WORK REQUIRED
Each record is to be printed again precisely as it reads.

(Stored records)
==*==

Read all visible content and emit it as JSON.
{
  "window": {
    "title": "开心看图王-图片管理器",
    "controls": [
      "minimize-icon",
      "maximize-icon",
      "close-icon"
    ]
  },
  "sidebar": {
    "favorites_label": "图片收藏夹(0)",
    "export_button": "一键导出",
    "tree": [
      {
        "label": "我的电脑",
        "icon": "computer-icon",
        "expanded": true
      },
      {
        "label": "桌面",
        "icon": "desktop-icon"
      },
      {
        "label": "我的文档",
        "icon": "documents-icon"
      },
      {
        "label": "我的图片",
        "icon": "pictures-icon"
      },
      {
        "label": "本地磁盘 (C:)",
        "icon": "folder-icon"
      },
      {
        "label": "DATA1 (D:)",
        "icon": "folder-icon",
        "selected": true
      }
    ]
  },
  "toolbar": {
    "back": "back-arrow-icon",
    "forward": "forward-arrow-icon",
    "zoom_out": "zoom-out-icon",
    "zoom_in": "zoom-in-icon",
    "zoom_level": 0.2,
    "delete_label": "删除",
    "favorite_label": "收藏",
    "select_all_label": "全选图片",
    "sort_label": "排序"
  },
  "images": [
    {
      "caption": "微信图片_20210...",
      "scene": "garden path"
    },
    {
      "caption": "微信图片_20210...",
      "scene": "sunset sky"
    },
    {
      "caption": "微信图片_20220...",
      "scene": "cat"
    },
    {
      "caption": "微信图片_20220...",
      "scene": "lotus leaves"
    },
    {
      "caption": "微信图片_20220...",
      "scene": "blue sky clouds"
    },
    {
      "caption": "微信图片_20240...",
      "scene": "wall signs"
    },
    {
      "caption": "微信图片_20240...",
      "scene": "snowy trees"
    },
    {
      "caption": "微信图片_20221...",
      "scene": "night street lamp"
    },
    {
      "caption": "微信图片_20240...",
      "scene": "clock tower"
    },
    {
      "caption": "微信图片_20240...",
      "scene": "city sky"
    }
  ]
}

==*==

RESPONSE
Read all visible content and emit it as JSON.
{
  "window": {
    "title": "开心看图王-图片管理器",
    "controls": [
      "minimize-icon",
      "maximize-icon",
      "close-icon"
    ]
  },
  "sidebar": {
    "favorites_label": "图片收藏夹(0)",
    "export_button": "一键导出",
    "tree": [
      {
        "label": "我的电脑",
        "icon": "computer-icon",
        "expanded": true
      },
      {
        "label": "桌面",
        "icon": "desktop-icon"
      },
      {
        "label": "我的文档",
        "icon": "documents-icon"
      },
      {
        "label": "我的图片",
        "icon": "pictures-icon"
      },
      {
        "label": "本地磁盘 (C:)",
        "icon": "folder-icon"
      },
      {
        "label": "DATA1 (D:)",
        "icon": "folder-icon",
        "selected": true
      }
    ]
  },
  "toolbar": {
    "back": "back-arrow-icon",
    "forward": "forward-arrow-icon",
    "zoom_out": "zoom-out-icon",
    "zoom_in": "zoom-in-icon",
    "zoom_level": 0.2,
    "delete_label": "删除",
    "favorite_label": "收藏",
    "select_all_label": "全选图片",
    "sort_label": "排序"
  },
  "images": [
    {
      "caption": "微信图片_20210...",
      "scene": "garden path"
    },
    {
      "caption": "微信图片_20210...",
      "scene": "sunset sky"
    },
    {
      "caption": "微信图片_20220...",
      "scene": "cat"
    },
    {
      "caption": "微信图片_20220...",
      "scene": "lotus leaves"
    },
    {
      "caption": "微信图片_20220...",
      "scene": "blue sky clouds"
    },
    {
      "caption": "微信图片_20240...",
      "scene": "wall signs"
    },
    {
      "caption": "微信图片_20240...",
      "scene": "snowy trees"
    },
    {
      "caption": "微信图片_20221...",
      "scene": "night street lamp"
    },
    {
      "caption": "微信图片_20240...",
      "scene": "clock tower"
    },
    {
      "caption": "微信图片_20240...",
      "scene": "city sky"
    }
  ]
}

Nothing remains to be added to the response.